Stored data entries:
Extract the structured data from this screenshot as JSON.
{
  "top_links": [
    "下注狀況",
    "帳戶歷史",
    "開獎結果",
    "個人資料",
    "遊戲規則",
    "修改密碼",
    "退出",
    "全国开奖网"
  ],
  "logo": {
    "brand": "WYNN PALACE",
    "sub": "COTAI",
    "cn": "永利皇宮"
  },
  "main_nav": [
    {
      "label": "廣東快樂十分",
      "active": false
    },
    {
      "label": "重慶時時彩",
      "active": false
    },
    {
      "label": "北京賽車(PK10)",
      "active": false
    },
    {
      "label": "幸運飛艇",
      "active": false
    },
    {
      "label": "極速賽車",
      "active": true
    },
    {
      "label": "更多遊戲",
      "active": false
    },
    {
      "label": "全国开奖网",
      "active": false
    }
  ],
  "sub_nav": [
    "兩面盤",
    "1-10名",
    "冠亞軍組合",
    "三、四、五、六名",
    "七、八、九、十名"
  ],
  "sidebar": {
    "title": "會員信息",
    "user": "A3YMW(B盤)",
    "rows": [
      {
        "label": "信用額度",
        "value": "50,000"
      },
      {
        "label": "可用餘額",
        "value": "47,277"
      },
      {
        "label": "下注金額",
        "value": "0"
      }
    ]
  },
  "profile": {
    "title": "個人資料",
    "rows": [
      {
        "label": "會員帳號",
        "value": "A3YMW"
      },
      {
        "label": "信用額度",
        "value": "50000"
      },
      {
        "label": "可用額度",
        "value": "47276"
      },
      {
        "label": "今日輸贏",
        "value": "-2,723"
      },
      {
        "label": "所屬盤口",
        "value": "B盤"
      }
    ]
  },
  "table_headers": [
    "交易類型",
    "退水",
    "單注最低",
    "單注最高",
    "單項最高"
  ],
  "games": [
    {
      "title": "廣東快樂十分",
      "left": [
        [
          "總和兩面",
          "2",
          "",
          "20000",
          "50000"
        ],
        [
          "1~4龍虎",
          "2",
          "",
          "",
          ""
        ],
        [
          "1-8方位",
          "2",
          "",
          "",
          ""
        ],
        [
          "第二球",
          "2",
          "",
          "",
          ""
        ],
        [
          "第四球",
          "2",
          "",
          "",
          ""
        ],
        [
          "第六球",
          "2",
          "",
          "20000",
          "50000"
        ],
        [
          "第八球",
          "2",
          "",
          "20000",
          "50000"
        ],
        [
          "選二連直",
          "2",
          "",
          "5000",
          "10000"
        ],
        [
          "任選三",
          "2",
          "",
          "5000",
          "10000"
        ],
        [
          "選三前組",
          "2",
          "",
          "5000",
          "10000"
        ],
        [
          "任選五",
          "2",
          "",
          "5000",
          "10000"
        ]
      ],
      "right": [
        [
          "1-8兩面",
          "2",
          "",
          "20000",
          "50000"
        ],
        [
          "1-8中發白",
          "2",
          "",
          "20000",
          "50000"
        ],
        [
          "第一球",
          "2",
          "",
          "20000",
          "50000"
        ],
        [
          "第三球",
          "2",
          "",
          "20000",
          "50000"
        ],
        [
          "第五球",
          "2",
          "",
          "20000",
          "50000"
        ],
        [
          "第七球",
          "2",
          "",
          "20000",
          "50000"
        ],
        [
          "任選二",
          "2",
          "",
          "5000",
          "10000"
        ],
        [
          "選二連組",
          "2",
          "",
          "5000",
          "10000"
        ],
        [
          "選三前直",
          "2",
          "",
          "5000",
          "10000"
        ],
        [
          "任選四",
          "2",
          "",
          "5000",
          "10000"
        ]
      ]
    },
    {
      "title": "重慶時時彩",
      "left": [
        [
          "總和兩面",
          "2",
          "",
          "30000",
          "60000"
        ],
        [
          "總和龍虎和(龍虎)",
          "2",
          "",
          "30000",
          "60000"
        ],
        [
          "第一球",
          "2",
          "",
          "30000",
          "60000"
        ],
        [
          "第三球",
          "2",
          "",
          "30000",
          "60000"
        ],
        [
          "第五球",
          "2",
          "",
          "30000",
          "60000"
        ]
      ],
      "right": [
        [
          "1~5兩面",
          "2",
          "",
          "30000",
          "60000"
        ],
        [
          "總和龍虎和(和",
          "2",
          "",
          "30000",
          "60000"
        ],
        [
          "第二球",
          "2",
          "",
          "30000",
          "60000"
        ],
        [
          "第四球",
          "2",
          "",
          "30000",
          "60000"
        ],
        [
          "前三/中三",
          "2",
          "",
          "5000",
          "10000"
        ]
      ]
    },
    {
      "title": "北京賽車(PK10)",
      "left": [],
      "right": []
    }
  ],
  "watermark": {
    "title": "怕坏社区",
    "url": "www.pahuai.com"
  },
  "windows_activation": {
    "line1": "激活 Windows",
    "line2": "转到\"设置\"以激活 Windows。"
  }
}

Aim: Show every line from the entries above in which "value" appears.

Final result:
        "value": "50,000"
        "value": "47,277"
        "value": "0"
        "value": "A3YMW"
        "value": "50000"
        "value": "47276"
        "value": "-2,723"
        "value": "B盤"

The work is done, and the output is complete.